● What the task asks:
Rewrite the records from their start through the line that contains "menu-tools[interactable]: Tools xyxy=(303,34,331,48)", changing every "interactable" to "clickable" and leaving the rest as it stands.

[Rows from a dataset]
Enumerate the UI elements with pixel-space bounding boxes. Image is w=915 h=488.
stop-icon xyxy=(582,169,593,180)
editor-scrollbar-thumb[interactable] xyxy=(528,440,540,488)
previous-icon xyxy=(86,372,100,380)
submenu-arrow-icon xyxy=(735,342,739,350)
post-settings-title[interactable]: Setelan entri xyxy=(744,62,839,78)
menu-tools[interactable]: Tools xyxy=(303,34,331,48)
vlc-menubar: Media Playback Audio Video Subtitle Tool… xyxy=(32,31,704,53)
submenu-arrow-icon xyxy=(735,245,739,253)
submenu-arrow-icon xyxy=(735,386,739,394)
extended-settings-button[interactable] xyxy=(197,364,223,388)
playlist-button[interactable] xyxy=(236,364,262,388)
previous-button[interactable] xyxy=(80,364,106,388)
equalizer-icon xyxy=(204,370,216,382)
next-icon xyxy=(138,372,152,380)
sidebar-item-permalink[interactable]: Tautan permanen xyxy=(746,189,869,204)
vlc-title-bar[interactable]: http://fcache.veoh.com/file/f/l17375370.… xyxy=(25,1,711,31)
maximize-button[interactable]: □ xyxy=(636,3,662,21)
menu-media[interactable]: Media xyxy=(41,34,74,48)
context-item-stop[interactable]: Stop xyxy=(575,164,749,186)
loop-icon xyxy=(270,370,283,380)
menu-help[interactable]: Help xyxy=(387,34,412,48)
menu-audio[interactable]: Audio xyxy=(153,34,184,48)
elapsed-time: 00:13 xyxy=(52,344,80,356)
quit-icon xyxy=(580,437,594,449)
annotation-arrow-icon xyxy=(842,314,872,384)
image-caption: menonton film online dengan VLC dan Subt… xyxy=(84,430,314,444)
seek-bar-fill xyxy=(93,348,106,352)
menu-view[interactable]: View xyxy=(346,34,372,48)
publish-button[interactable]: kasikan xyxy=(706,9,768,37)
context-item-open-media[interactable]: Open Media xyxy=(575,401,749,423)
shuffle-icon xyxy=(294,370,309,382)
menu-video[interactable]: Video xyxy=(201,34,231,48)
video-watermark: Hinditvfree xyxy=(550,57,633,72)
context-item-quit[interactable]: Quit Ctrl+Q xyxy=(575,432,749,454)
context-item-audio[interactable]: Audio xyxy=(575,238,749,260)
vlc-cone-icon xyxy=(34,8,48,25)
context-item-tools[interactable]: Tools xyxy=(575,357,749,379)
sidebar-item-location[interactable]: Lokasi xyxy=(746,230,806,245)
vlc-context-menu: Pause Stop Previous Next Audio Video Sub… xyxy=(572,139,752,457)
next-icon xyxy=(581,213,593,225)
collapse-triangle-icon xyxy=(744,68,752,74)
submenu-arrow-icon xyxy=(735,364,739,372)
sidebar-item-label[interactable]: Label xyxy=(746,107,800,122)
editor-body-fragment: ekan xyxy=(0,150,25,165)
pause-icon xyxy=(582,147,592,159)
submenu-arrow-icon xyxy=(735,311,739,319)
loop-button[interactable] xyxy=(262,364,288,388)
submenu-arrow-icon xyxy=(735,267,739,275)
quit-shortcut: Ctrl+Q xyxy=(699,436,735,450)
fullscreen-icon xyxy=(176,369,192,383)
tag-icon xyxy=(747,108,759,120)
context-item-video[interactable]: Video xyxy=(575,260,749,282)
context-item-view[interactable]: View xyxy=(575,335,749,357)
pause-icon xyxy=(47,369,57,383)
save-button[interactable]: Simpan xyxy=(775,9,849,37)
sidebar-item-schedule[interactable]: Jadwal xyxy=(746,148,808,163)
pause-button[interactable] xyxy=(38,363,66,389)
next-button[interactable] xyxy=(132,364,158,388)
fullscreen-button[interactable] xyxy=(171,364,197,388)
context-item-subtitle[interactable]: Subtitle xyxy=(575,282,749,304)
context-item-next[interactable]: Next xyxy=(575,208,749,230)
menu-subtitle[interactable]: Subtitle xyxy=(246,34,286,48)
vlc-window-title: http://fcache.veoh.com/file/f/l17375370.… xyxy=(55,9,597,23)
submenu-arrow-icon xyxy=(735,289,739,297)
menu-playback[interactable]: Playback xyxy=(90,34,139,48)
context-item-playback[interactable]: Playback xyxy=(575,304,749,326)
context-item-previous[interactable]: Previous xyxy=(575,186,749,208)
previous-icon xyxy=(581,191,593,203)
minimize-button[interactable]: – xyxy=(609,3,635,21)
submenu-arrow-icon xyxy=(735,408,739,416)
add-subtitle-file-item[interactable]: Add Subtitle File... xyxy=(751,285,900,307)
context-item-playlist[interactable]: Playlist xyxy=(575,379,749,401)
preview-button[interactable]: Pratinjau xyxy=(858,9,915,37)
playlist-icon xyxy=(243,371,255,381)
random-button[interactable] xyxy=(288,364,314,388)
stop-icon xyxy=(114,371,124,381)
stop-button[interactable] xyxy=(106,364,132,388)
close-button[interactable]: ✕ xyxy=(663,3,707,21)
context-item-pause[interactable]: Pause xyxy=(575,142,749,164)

● Answer to the exercise:
Enumerate the UI elements with pixel-space bounding boxes. Image is w=915 h=488.
stop-icon xyxy=(582,169,593,180)
editor-scrollbar-thumb[clickable] xyxy=(528,440,540,488)
previous-icon xyxy=(86,372,100,380)
submenu-arrow-icon xyxy=(735,342,739,350)
post-settings-title[clickable]: Setelan entri xyxy=(744,62,839,78)
menu-tools[clickable]: Tools xyxy=(303,34,331,48)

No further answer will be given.